Data listing »
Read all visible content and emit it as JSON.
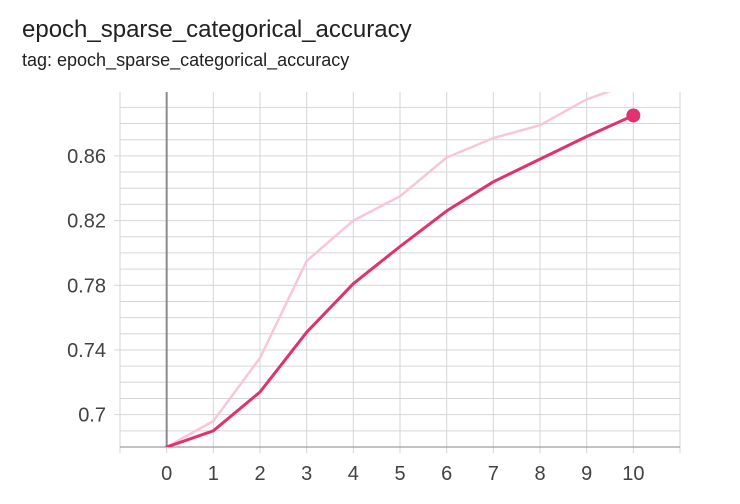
{
  "card": {
    "title": "epoch_sparse_categorical_accuracy",
    "subtitle": "tag: epoch_sparse_categorical_accuracy"
  },
  "colors": {
    "smoothed": "#e0336e",
    "raw": "#f7c7d6",
    "grid": "#d6d6d6",
    "axis": "#9e9e9e",
    "zero_line": "#8a8a8a"
  },
  "chart_data": {
    "type": "line",
    "title": "",
    "xlabel": "",
    "ylabel": "",
    "x": [
      0,
      1,
      2,
      3,
      4,
      5,
      6,
      7,
      8,
      9,
      10
    ],
    "xlim": [
      -1,
      11
    ],
    "ylim": [
      0.68,
      0.8995
    ],
    "x_ticks": [
      "0",
      "1",
      "2",
      "3",
      "4",
      "5",
      "6",
      "7",
      "8",
      "9",
      "10"
    ],
    "y_ticks": [
      "0.7",
      "0.74",
      "0.78",
      "0.82",
      "0.86"
    ],
    "grid": true,
    "legend": "none",
    "series": [
      {
        "role": "raw",
        "values": [
          0.68,
          0.696,
          0.735,
          0.795,
          0.82,
          0.835,
          0.859,
          0.871,
          0.879,
          0.895,
          0.905
        ]
      },
      {
        "role": "smoothed",
        "values": [
          0.68,
          0.69,
          0.714,
          0.751,
          0.781,
          0.804,
          0.826,
          0.844,
          0.858,
          0.872,
          0.885
        ]
      }
    ]
  }
}
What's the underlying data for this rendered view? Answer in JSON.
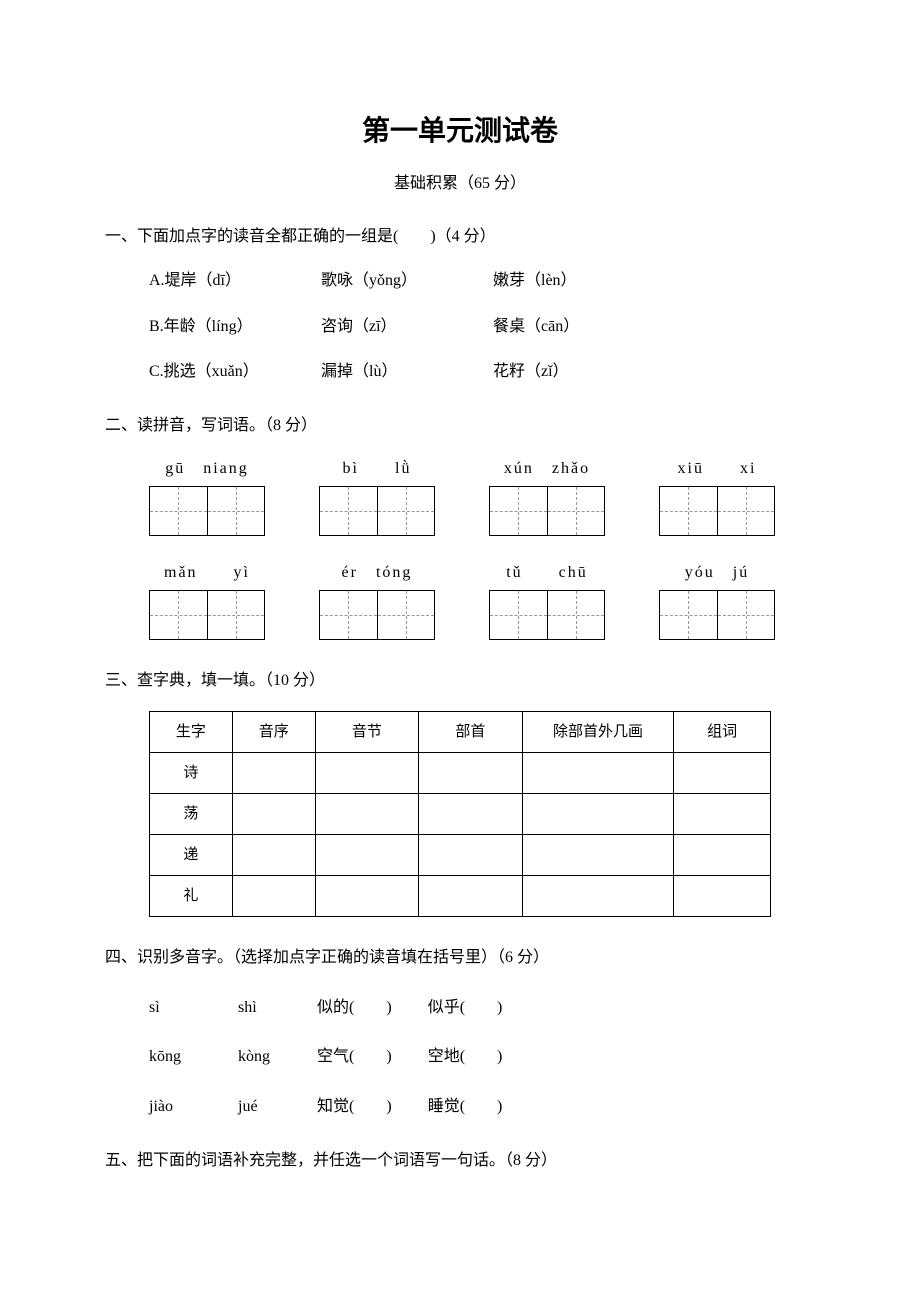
{
  "title": "第一单元测试卷",
  "subtitle": "基础积累（65 分）",
  "q1": {
    "header": "一、下面加点字的读音全都正确的一组是(　　)（4 分）",
    "options": {
      "A": {
        "c1": "A.堤岸（dī）",
        "c2": "歌咏（yǒng）",
        "c3": "嫩芽（lèn）"
      },
      "B": {
        "c1": "B.年龄（líng）",
        "c2": "咨询（zī）",
        "c3": "餐桌（cān）"
      },
      "C": {
        "c1": "C.挑选（xuǎn）",
        "c2": "漏掉（lù）",
        "c3": "花籽（zǐ）"
      }
    }
  },
  "q2": {
    "header": "二、读拼音，写词语。（8 分）",
    "row1": {
      "p1": "gū　niang",
      "p2": "bì　　lǜ",
      "p3": "xún　zhǎo",
      "p4": "xiū　　xi"
    },
    "row2": {
      "p1": "mǎn　　yì",
      "p2": "ér　tóng",
      "p3": "tǔ　　chū",
      "p4": "yóu　jú"
    }
  },
  "q3": {
    "header": "三、查字典，填一填。（10 分）",
    "headers": {
      "h1": "生字",
      "h2": "音序",
      "h3": "音节",
      "h4": "部首",
      "h5": "除部首外几画",
      "h6": "组词"
    },
    "rows": {
      "r1": "诗",
      "r2": "荡",
      "r3": "递",
      "r4": "礼"
    }
  },
  "q4": {
    "header": "四、识别多音字。（选择加点字正确的读音填在括号里）（6 分）",
    "rows": {
      "r1": {
        "py1": "sì",
        "py2": "shì",
        "w1": "似的(　　)",
        "w2": "似乎(　　)"
      },
      "r2": {
        "py1": "kōng",
        "py2": "kòng",
        "w1": "空气(　　)",
        "w2": "空地(　　)"
      },
      "r3": {
        "py1": "jiào",
        "py2": "jué",
        "w1": "知觉(　　)",
        "w2": "睡觉(　　)"
      }
    }
  },
  "q5": {
    "header": "五、把下面的词语补充完整，并任选一个词语写一句话。（8 分）"
  }
}
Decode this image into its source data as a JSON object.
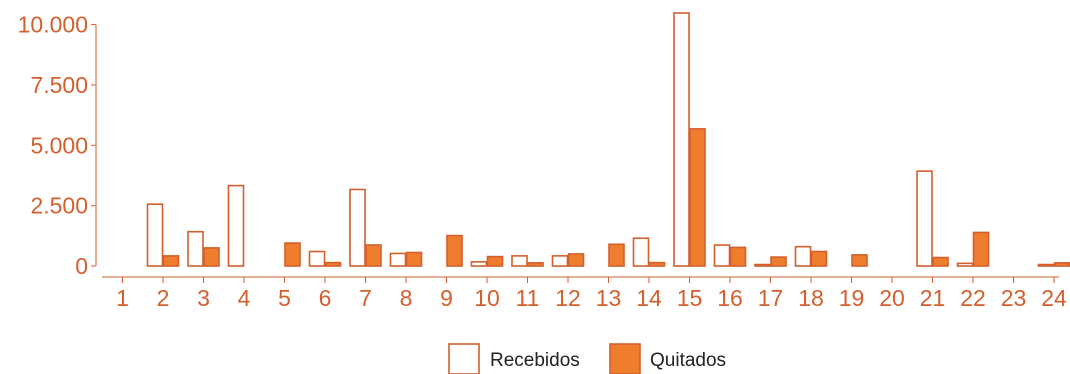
{
  "colors": {
    "accent": "#d35f2d",
    "fill_quitados": "#ef7d2e",
    "fill_recebidos": "#ffffff"
  },
  "chart_data": {
    "type": "bar",
    "categories": [
      "1",
      "2",
      "3",
      "4",
      "5",
      "6",
      "7",
      "8",
      "9",
      "10",
      "11",
      "12",
      "13",
      "14",
      "15",
      "16",
      "17",
      "18",
      "19",
      "20",
      "21",
      "22",
      "23",
      "24"
    ],
    "series": [
      {
        "name": "Recebidos",
        "values": [
          0,
          2560,
          1420,
          3330,
          0,
          600,
          3170,
          520,
          0,
          170,
          420,
          420,
          0,
          1150,
          10480,
          870,
          60,
          800,
          0,
          0,
          3930,
          110,
          0,
          60
        ]
      },
      {
        "name": "Quitados",
        "values": [
          0,
          420,
          750,
          0,
          950,
          140,
          870,
          560,
          1260,
          390,
          130,
          500,
          900,
          140,
          5680,
          770,
          370,
          600,
          460,
          0,
          350,
          1390,
          0,
          130
        ]
      }
    ],
    "yticks": [
      0,
      2500,
      5000,
      7500,
      10000
    ],
    "ytick_labels": [
      "0",
      "2.500",
      "5.000",
      "7.500",
      "10.000"
    ],
    "ylim": [
      0,
      10480
    ],
    "xlabel": "",
    "ylabel": "",
    "title": "",
    "grid": false,
    "legend_position": "bottom"
  }
}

Problem »
Omit the pictures and output all of the other material exactly.

Solution for this task »
Read all visible content and emit it as JSON.
{
  "card": {
    "title": "epoch_sparse_categorical_accuracy",
    "subtitle": "tag: epoch_sparse_categorical_accuracy"
  },
  "colors": {
    "smoothed": "#e0336e",
    "raw": "#f7c7d6",
    "grid": "#d6d6d6",
    "axis": "#9e9e9e",
    "zero_line": "#8a8a8a"
  },
  "chart_data": {
    "type": "line",
    "title": "",
    "xlabel": "",
    "ylabel": "",
    "x": [
      0,
      1,
      2,
      3,
      4,
      5,
      6,
      7,
      8,
      9,
      10
    ],
    "xlim": [
      -1,
      11
    ],
    "ylim": [
      0.68,
      0.8995
    ],
    "x_ticks": [
      "0",
      "1",
      "2",
      "3",
      "4",
      "5",
      "6",
      "7",
      "8",
      "9",
      "10"
    ],
    "y_ticks": [
      "0.7",
      "0.74",
      "0.78",
      "0.82",
      "0.86"
    ],
    "grid": true,
    "legend": "none",
    "series": [
      {
        "role": "raw",
        "values": [
          0.68,
          0.696,
          0.735,
          0.795,
          0.82,
          0.835,
          0.859,
          0.871,
          0.879,
          0.895,
          0.905
        ]
      },
      {
        "role": "smoothed",
        "values": [
          0.68,
          0.69,
          0.714,
          0.751,
          0.781,
          0.804,
          0.826,
          0.844,
          0.858,
          0.872,
          0.885
        ]
      }
    ]
  }
}
What's the underlying data for this rendered view? Answer in JSON.
{
  "title": "第一单元测试卷",
  "subtitle": "基础积累（65 分）",
  "q1": {
    "header": "一、下面加点字的读音全都正确的一组是(　　)（4 分）",
    "options": {
      "A": {
        "c1": "A.堤岸（dī）",
        "c2": "歌咏（yǒng）",
        "c3": "嫩芽（lèn）"
      },
      "B": {
        "c1": "B.年龄（líng）",
        "c2": "咨询（zī）",
        "c3": "餐桌（cān）"
      },
      "C": {
        "c1": "C.挑选（xuǎn）",
        "c2": "漏掉（lù）",
        "c3": "花籽（zǐ）"
      }
    }
  },
  "q2": {
    "header": "二、读拼音，写词语。（8 分）",
    "row1": {
      "p1": "gū　niang",
      "p2": "bì　　lǜ",
      "p3": "xún　zhǎo",
      "p4": "xiū　　xi"
    },
    "row2": {
      "p1": "mǎn　　yì",
      "p2": "ér　tóng",
      "p3": "tǔ　　chū",
      "p4": "yóu　jú"
    }
  },
  "q3": {
    "header": "三、查字典，填一填。（10 分）",
    "headers": {
      "h1": "生字",
      "h2": "音序",
      "h3": "音节",
      "h4": "部首",
      "h5": "除部首外几画",
      "h6": "组词"
    },
    "rows": {
      "r1": "诗",
      "r2": "荡",
      "r3": "递",
      "r4": "礼"
    }
  },
  "q4": {
    "header": "四、识别多音字。（选择加点字正确的读音填在括号里）（6 分）",
    "rows": {
      "r1": {
        "py1": "sì",
        "py2": "shì",
        "w1": "似的(　　)",
        "w2": "似乎(　　)"
      },
      "r2": {
        "py1": "kōng",
        "py2": "kòng",
        "w1": "空气(　　)",
        "w2": "空地(　　)"
      },
      "r3": {
        "py1": "jiào",
        "py2": "jué",
        "w1": "知觉(　　)",
        "w2": "睡觉(　　)"
      }
    }
  },
  "q5": {
    "header": "五、把下面的词语补充完整，并任选一个词语写一句话。（8 分）"
  }
}
Decode this image into its source data as a JSON object.
{
  "colors": {
    "accent": "#d35f2d",
    "fill_quitados": "#ef7d2e",
    "fill_recebidos": "#ffffff"
  },
  "chart_data": {
    "type": "bar",
    "categories": [
      "1",
      "2",
      "3",
      "4",
      "5",
      "6",
      "7",
      "8",
      "9",
      "10",
      "11",
      "12",
      "13",
      "14",
      "15",
      "16",
      "17",
      "18",
      "19",
      "20",
      "21",
      "22",
      "23",
      "24"
    ],
    "series": [
      {
        "name": "Recebidos",
        "values": [
          0,
          2560,
          1420,
          3330,
          0,
          600,
          3170,
          520,
          0,
          170,
          420,
          420,
          0,
          1150,
          10480,
          870,
          60,
          800,
          0,
          0,
          3930,
          110,
          0,
          60
        ]
      },
      {
        "name": "Quitados",
        "values": [
          0,
          420,
          750,
          0,
          950,
          140,
          870,
          560,
          1260,
          390,
          130,
          500,
          900,
          140,
          5680,
          770,
          370,
          600,
          460,
          0,
          350,
          1390,
          0,
          130
        ]
      }
    ],
    "yticks": [
      0,
      2500,
      5000,
      7500,
      10000
    ],
    "ytick_labels": [
      "0",
      "2.500",
      "5.000",
      "7.500",
      "10.000"
    ],
    "ylim": [
      0,
      10480
    ],
    "xlabel": "",
    "ylabel": "",
    "title": "",
    "grid": false,
    "legend_position": "bottom"
  }
}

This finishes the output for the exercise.